Task goal: Below are some records. Count the lines with "document" in them and give nothing but the total.

Supplied material:
--
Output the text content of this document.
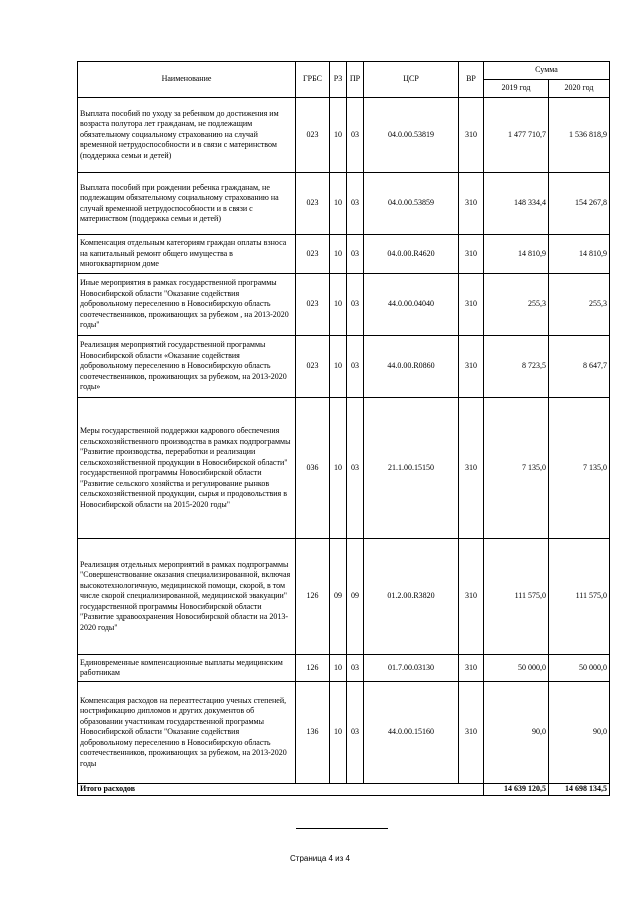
Наименование	ГРБС	РЗ	ПР	ЦСР	ВР	Сумма	
						2019 год	2020 год
Выплата пособий по уходу за ребенком до достижения им возраста полутора лет гражданам, не подлежащим обязательному социальному страхованию на случай временной нетрудоспособности и в связи с материнством (поддержка семьи и детей)	023	10	03	04.0.00.53819	310	1 477 710,7	1 536 818,9
Выплата пособий при рождении ребенка гражданам, не подлежащим обязательному социальному страхованию на случай временной нетрудоспособности и в связи с материнством (поддержка семьи и детей)	023	10	03	04.0.00.53859	310	148 334,4	154 267,8
Компенсация отдельным категориям граждан оплаты взноса на капитальный ремонт общего имущества в многоквартирном доме	023	10	03	04.0.00.R4620	310	14 810,9	14 810,9
Иные мероприятия в рамках государственной программы Новосибирской области "Оказание содействия добровольному переселению в Новосибирскую область соотечественников, проживающих за рубежом , на 2013-2020 годы"	023	10	03	44.0.00.04040	310	255,3	255,3
Реализация мероприятий государственной программы Новосибирской области «Оказание содействия добровольному переселению в Новосибирскую область соотечественников, проживающих за рубежом, на 2013-2020 годы»	023	10	03	44.0.00.R0860	310	8 723,5	8 647,7
Меры государственной поддержки кадрового обеспечения сельскохозяйственного производства в рамках подпрограммы "Развитие производства, переработки и реализации сельскохозяйственной продукции в Новосибирской области" государственной программы Новосибирской области "Развитие сельского хозяйства и регулирование рынков сельскохозяйственной продукции, сырья и продовольствия в Новосибирской области на 2015-2020 годы"	036	10	03	21.1.00.15150	310	7 135,0	7 135,0
Реализация отдельных мероприятий в рамках подпрограммы "Совершенствование оказания специализированной, включая высокотехнологичную, медицинской помощи, скорой, в том числе скорой специализированной, медицинской эвакуации" государственной программы Новосибирской области "Развитие здравоохранения Новосибирской области на 2013-2020 годы"	126	09	09	01.2.00.R3820	310	111 575,0	111 575,0
Единовременные компенсационные выплаты медицинским работникам	126	10	03	01.7.00.03130	310	50 000,0	50 000,0
Компенсация расходов на переаттестацию ученых степеней, нострификацию дипломов и других документов об образовании участникам государственной программы Новосибирской области "Оказание содействия добровольному переселению в Новосибирскую область соотечественников, проживающих за рубежом, на 2013-2020 годы	136	10	03	44.0.00.15160	310	90,0	90,0
Итого расходов						14 639 120,5	14 698 134,5
Страница 4 из 4
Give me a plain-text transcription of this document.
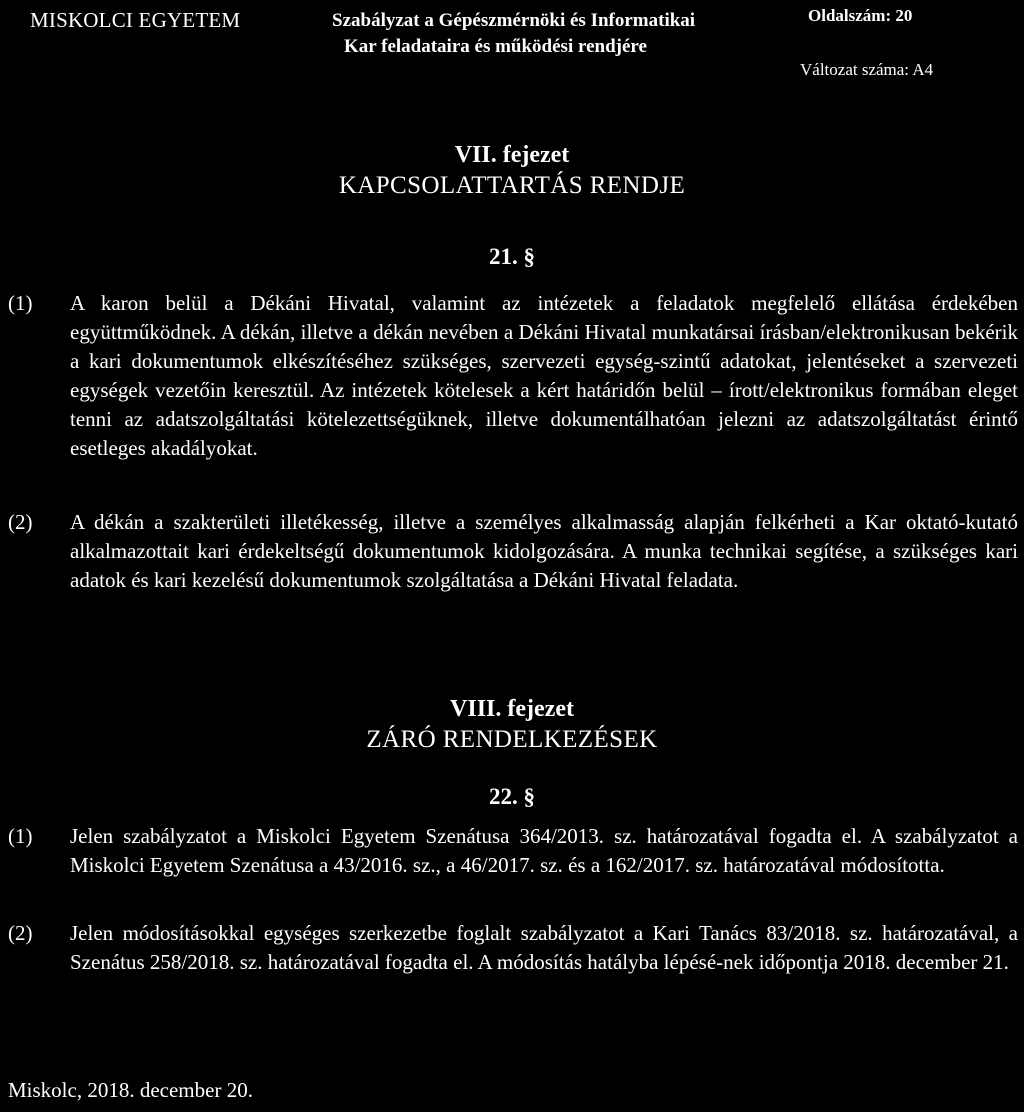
MISKOLCI EGYETEM	Szabályzat a Gépészmérnöki és Informatikai
Kar feladataira és működési rendjére
Oldalszám: 20
Változat száma: A4
VII. fejezet
KAPCSOLATTARTÁS RENDJE
21. §
(1)	A karon belül a Dékáni Hivatal, valamint az intézetek a feladatok megfelelő ellátása érdekében együttműködnek. A dékán, illetve a dékán nevében a Dékáni Hivatal munkatársai írásban/elektronikusan bekérik a kari dokumentumok elkészítéséhez szükséges, szervezeti egység-szintű adatokat, jelentéseket a szervezeti egységek vezetőin keresztül. Az intézetek kötelesek a kért határidőn belül – írott/elektronikus formában eleget tenni az adatszolgáltatási kötelezettségüknek, illetve dokumentálhatóan jelezni az adatszolgáltatást érintő esetleges akadályokat.
(2)	A dékán a szakterületi illetékesség, illetve a személyes alkalmasság alapján felkérheti a Kar oktató-kutató alkalmazottait kari érdekeltségű dokumentumok kidolgozására. A munka technikai segítése, a szükséges kari adatok és kari kezelésű dokumentumok szolgáltatása a Dékáni Hivatal feladata.
VIII. fejezet
ZÁRÓ RENDELKEZÉSEK
22. §
(1)	Jelen szabályzatot a Miskolci Egyetem Szenátusa 364/2013. sz. határozatával fogadta el. A szabályzatot a Miskolci Egyetem Szenátusa a 43/2016. sz., a 46/2017. sz. és a 162/2017. sz. határozatával módosította.
(2)	Jelen módosításokkal egységes szerkezetbe foglalt szabályzatot a Kari Tanács 83/2018. sz. határozatával, a Szenátus 258/2018. sz. határozatával fogadta el. A módosítás hatályba lépésé-nek időpontja 2018. december 21.
Miskolc, 2018. december 20.
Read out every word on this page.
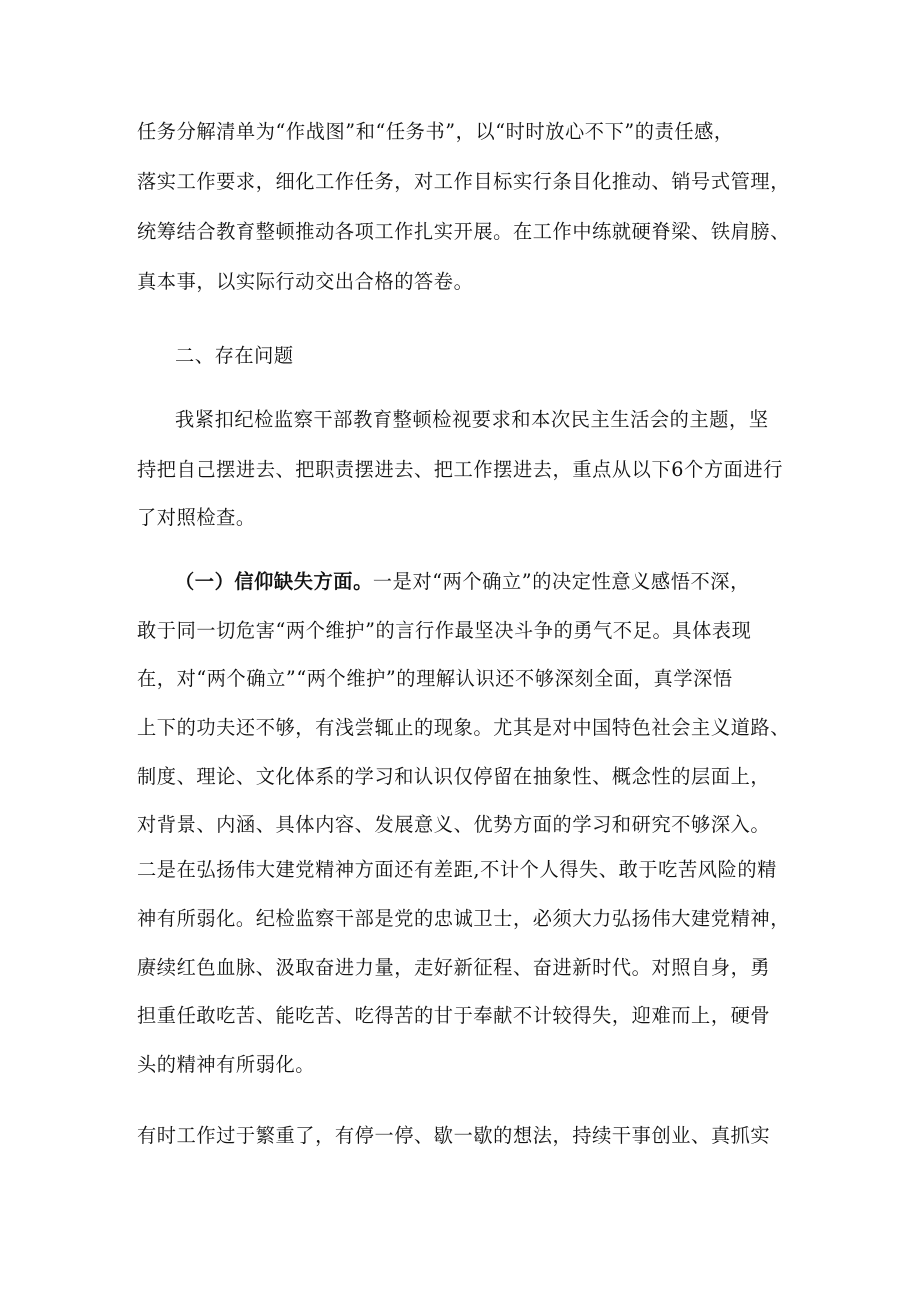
任务分解清单为“作战图”和“任务书”，以“时时放心不下”的责任感，
落实工作要求，细化工作任务，对工作目标实行条目化推动、销号式管理，
统筹结合教育整顿推动各项工作扎实开展。在工作中练就硬脊梁、铁肩膀、
真本事，以实际行动交出合格的答卷。
二、存在问题
我紧扣纪检监察干部教育整顿检视要求和本次民主生活会的主题，坚
持把自己摆进去、把职责摆进去、把工作摆进去，重点从以下6个方面进行
了对照检查。
（一）信仰缺失方面。一是对“两个确立”的决定性意义感悟不深，
敢于同一切危害“两个维护”的言行作最坚决斗争的勇气不足。具体表现
在，对“两个确立”“两个维护”的理解认识还不够深刻全面，真学深悟
上下的功夫还不够，有浅尝辄止的现象。尤其是对中国特色社会主义道路、
制度、理论、文化体系的学习和认识仅停留在抽象性、概念性的层面上，
对背景、内涵、具体内容、发展意义、优势方面的学习和研究不够深入。
二是在弘扬伟大建党精神方面还有差距,不计个人得失、敢于吃苦风险的精
神有所弱化。纪检监察干部是党的忠诚卫士，必须大力弘扬伟大建党精神，
赓续红色血脉、汲取奋进力量，走好新征程、奋进新时代。对照自身，勇
担重任敢吃苦、能吃苦、吃得苦的甘于奉献不计较得失，迎难而上，硬骨
头的精神有所弱化。
有时工作过于繁重了，有停一停、歇一歇的想法，持续干事创业、真抓实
--
Reply to the exercise: 2